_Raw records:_
***

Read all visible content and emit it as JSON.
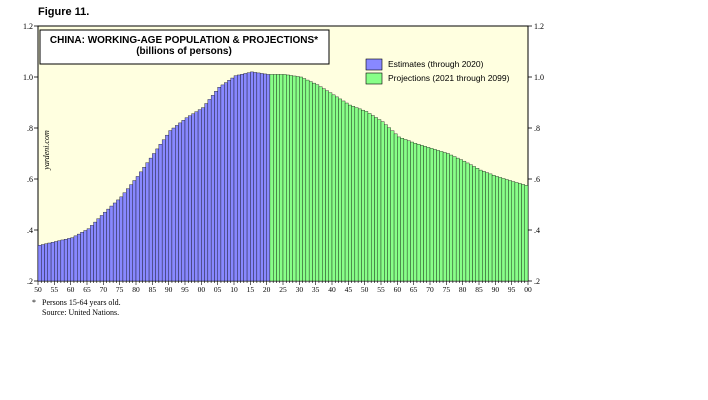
{
  "figure_label": "Figure 11.",
  "watermark": "yardeni.com",
  "footnote": {
    "marker": "*",
    "note": "Persons 15-64 years old.",
    "source": "Source: United Nations."
  },
  "colors": {
    "plot_background": "#ffffe0",
    "estimates_fill": "#8888ff",
    "projections_fill": "#88ff88",
    "bar_stroke": "#000000"
  },
  "chart_data": {
    "type": "bar",
    "title": "CHINA: WORKING-AGE POPULATION & PROJECTIONS*",
    "subtitle": "(billions of persons)",
    "xlabel": "",
    "ylabel": "",
    "ylim": [
      0.2,
      1.2
    ],
    "y_ticks": [
      0.2,
      0.4,
      0.6,
      0.8,
      1.0,
      1.2
    ],
    "y_tick_labels": [
      ".2",
      ".4",
      ".6",
      ".8",
      "1.0",
      "1.2"
    ],
    "x_tick_labels": [
      "50",
      "55",
      "60",
      "65",
      "70",
      "75",
      "80",
      "85",
      "90",
      "95",
      "00",
      "05",
      "10",
      "15",
      "20",
      "25",
      "30",
      "35",
      "40",
      "45",
      "50",
      "55",
      "60",
      "65",
      "70",
      "75",
      "80",
      "85",
      "90",
      "95",
      "00"
    ],
    "x_start_year": 1950,
    "x_end_year": 2100,
    "x_tick_step_years": 5,
    "grid": false,
    "legend_position": "top-right",
    "series": [
      {
        "name": "Estimates (through 2020)",
        "color": "#8888ff",
        "x": [
          1950,
          1955,
          1960,
          1965,
          1970,
          1975,
          1980,
          1985,
          1990,
          1995,
          2000,
          2005,
          2010,
          2015,
          2020
        ],
        "values": [
          0.34,
          0.355,
          0.37,
          0.405,
          0.47,
          0.53,
          0.61,
          0.7,
          0.79,
          0.84,
          0.88,
          0.96,
          1.005,
          1.02,
          1.01
        ]
      },
      {
        "name": "Projections (2021 through 2099)",
        "color": "#88ff88",
        "x": [
          2021,
          2025,
          2030,
          2035,
          2040,
          2045,
          2050,
          2055,
          2060,
          2065,
          2070,
          2075,
          2080,
          2085,
          2090,
          2095,
          2099
        ],
        "values": [
          1.01,
          1.01,
          1.0,
          0.97,
          0.93,
          0.89,
          0.865,
          0.825,
          0.765,
          0.74,
          0.72,
          0.7,
          0.67,
          0.635,
          0.61,
          0.59,
          0.575
        ]
      }
    ]
  }
}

***

_Stated task:_
Print each entry shown above with exact wording and no pictures.

_Response to this exercise:_
Read all visible content and emit it as JSON.
{
  "figure_label": "Figure 11.",
  "watermark": "yardeni.com",
  "footnote": {
    "marker": "*",
    "note": "Persons 15-64 years old.",
    "source": "Source: United Nations."
  },
  "colors": {
    "plot_background": "#ffffe0",
    "estimates_fill": "#8888ff",
    "projections_fill": "#88ff88",
    "bar_stroke": "#000000"
  },
  "chart_data": {
    "type": "bar",
    "title": "CHINA: WORKING-AGE POPULATION & PROJECTIONS*",
    "subtitle": "(billions of persons)",
    "xlabel": "",
    "ylabel": "",
    "ylim": [
      0.2,
      1.2
    ],
    "y_ticks": [
      0.2,
      0.4,
      0.6,
      0.8,
      1.0,
      1.2
    ],
    "y_tick_labels": [
      ".2",
      ".4",
      ".6",
      ".8",
      "1.0",
      "1.2"
    ],
    "x_tick_labels": [
      "50",
      "55",
      "60",
      "65",
      "70",
      "75",
      "80",
      "85",
      "90",
      "95",
      "00",
      "05",
      "10",
      "15",
      "20",
      "25",
      "30",
      "35",
      "40",
      "45",
      "50",
      "55",
      "60",
      "65",
      "70",
      "75",
      "80",
      "85",
      "90",
      "95",
      "00"
    ],
    "x_start_year": 1950,
    "x_end_year": 2100,
    "x_tick_step_years": 5,
    "grid": false,
    "legend_position": "top-right",
    "series": [
      {
        "name": "Estimates (through 2020)",
        "color": "#8888ff",
        "x": [
          1950,
          1955,
          1960,
          1965,
          1970,
          1975,
          1980,
          1985,
          1990,
          1995,
          2000,
          2005,
          2010,
          2015,
          2020
        ],
        "values": [
          0.34,
          0.355,
          0.37,
          0.405,
          0.47,
          0.53,
          0.61,
          0.7,
          0.79,
          0.84,
          0.88,
          0.96,
          1.005,
          1.02,
          1.01
        ]
      },
      {
        "name": "Projections (2021 through 2099)",
        "color": "#88ff88",
        "x": [
          2021,
          2025,
          2030,
          2035,
          2040,
          2045,
          2050,
          2055,
          2060,
          2065,
          2070,
          2075,
          2080,
          2085,
          2090,
          2095,
          2099
        ],
        "values": [
          1.01,
          1.01,
          1.0,
          0.97,
          0.93,
          0.89,
          0.865,
          0.825,
          0.765,
          0.74,
          0.72,
          0.7,
          0.67,
          0.635,
          0.61,
          0.59,
          0.575
        ]
      }
    ]
  }
}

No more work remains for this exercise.